━━ ENTRIES SUPPLIED ━━

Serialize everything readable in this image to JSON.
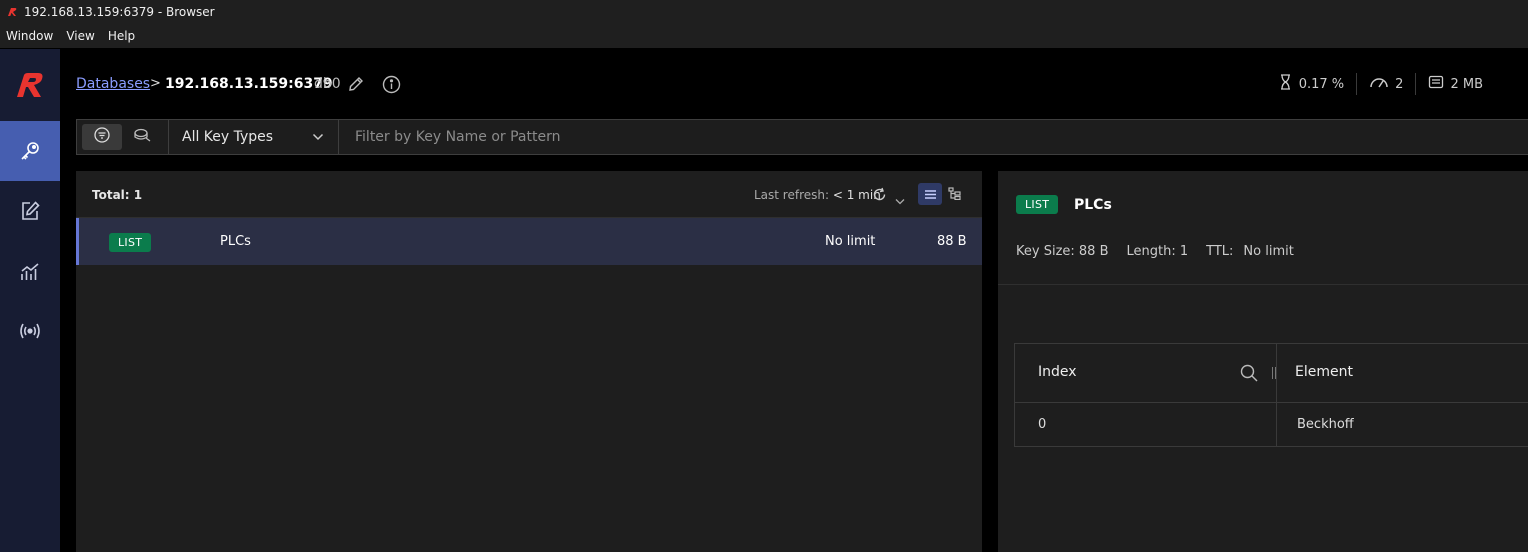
{
  "window": {
    "title": "192.168.13.159:6379 - Browser"
  },
  "menu": {
    "items": [
      "Window",
      "View",
      "Help"
    ]
  },
  "sidebar": {
    "logo": "redis-logo-icon",
    "items": [
      {
        "name": "browser",
        "icon": "key-icon",
        "active": true
      },
      {
        "name": "workbench",
        "icon": "edit-icon",
        "active": false
      },
      {
        "name": "analysis",
        "icon": "chart-icon",
        "active": false
      },
      {
        "name": "pubsub",
        "icon": "broadcast-icon",
        "active": false
      }
    ]
  },
  "header": {
    "breadcrumb_link": "Databases",
    "breadcrumb_sep": ">",
    "host": "192.168.13.159:6379",
    "db": "db0",
    "stats": {
      "cpu": "0.17 %",
      "clients": "2",
      "memory": "2 MB"
    }
  },
  "filter": {
    "key_type": "All Key Types",
    "search_placeholder": "Filter by Key Name or Pattern"
  },
  "keylist": {
    "total": "Total: 1",
    "refresh_label": "Last refresh: ",
    "refresh_value": "< 1 min",
    "rows": [
      {
        "type": "LIST",
        "name": "PLCs",
        "ttl": "No limit",
        "size": "88 B"
      }
    ]
  },
  "detail": {
    "type": "LIST",
    "name": "PLCs",
    "key_size": "Key Size: 88 B",
    "length": "Length: 1",
    "ttl_label": "TTL:",
    "ttl_value": "No limit",
    "columns": [
      "Index",
      "Element"
    ],
    "rows": [
      {
        "index": "0",
        "element": "Beckhoff"
      }
    ]
  },
  "colors": {
    "accent": "#465eb0",
    "badge": "#0b7c4c",
    "link": "#8a9cff",
    "sidebar": "#171c33"
  }
}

━━━

• _WHAT IS ASKED_: Your task is to repeat the data above exactly while excluding the pictures.

• _FINAL RESULT_:
Serialize everything readable in this image to JSON.
{
  "window": {
    "title": "192.168.13.159:6379 - Browser"
  },
  "menu": {
    "items": [
      "Window",
      "View",
      "Help"
    ]
  },
  "sidebar": {
    "logo": "redis-logo-icon",
    "items": [
      {
        "name": "browser",
        "icon": "key-icon",
        "active": true
      },
      {
        "name": "workbench",
        "icon": "edit-icon",
        "active": false
      },
      {
        "name": "analysis",
        "icon": "chart-icon",
        "active": false
      },
      {
        "name": "pubsub",
        "icon": "broadcast-icon",
        "active": false
      }
    ]
  },
  "header": {
    "breadcrumb_link": "Databases",
    "breadcrumb_sep": ">",
    "host": "192.168.13.159:6379",
    "db": "db0",
    "stats": {
      "cpu": "0.17 %",
      "clients": "2",
      "memory": "2 MB"
    }
  },
  "filter": {
    "key_type": "All Key Types",
    "search_placeholder": "Filter by Key Name or Pattern"
  },
  "keylist": {
    "total": "Total: 1",
    "refresh_label": "Last refresh: ",
    "refresh_value": "< 1 min",
    "rows": [
      {
        "type": "LIST",
        "name": "PLCs",
        "ttl": "No limit",
        "size": "88 B"
      }
    ]
  },
  "detail": {
    "type": "LIST",
    "name": "PLCs",
    "key_size": "Key Size: 88 B",
    "length": "Length: 1",
    "ttl_label": "TTL:",
    "ttl_value": "No limit",
    "columns": [
      "Index",
      "Element"
    ],
    "rows": [
      {
        "index": "0",
        "element": "Beckhoff"
      }
    ]
  },
  "colors": {
    "accent": "#465eb0",
    "badge": "#0b7c4c",
    "link": "#8a9cff",
    "sidebar": "#171c33"
  }
}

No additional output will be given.